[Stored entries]
<<<<

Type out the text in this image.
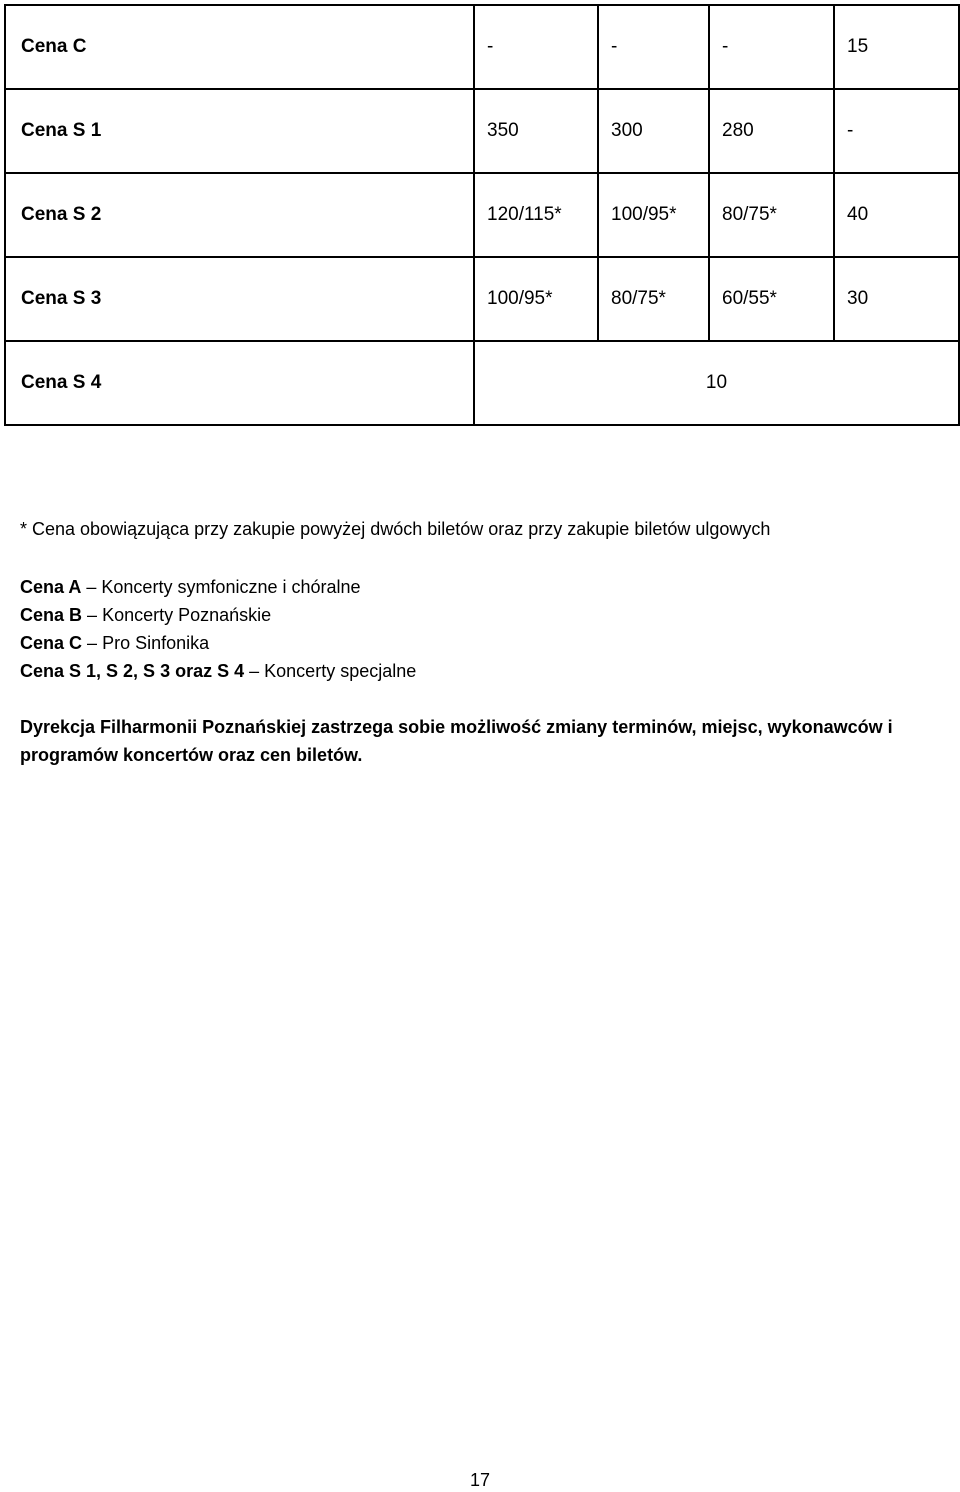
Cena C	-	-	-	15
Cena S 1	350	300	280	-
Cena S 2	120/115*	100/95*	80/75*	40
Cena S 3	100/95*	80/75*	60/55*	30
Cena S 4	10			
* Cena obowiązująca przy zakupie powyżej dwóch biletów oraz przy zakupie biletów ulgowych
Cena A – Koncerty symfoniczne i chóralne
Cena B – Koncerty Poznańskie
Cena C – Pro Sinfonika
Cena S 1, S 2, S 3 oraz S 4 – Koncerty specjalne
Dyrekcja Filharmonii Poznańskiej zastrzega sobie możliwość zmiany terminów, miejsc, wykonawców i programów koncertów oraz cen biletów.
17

>>>>

◆ Exercise instructions ◆
Above are some records. Report the number of their lines that include "Koncerty", and add nothing else.

◆ Exercise response ◆
3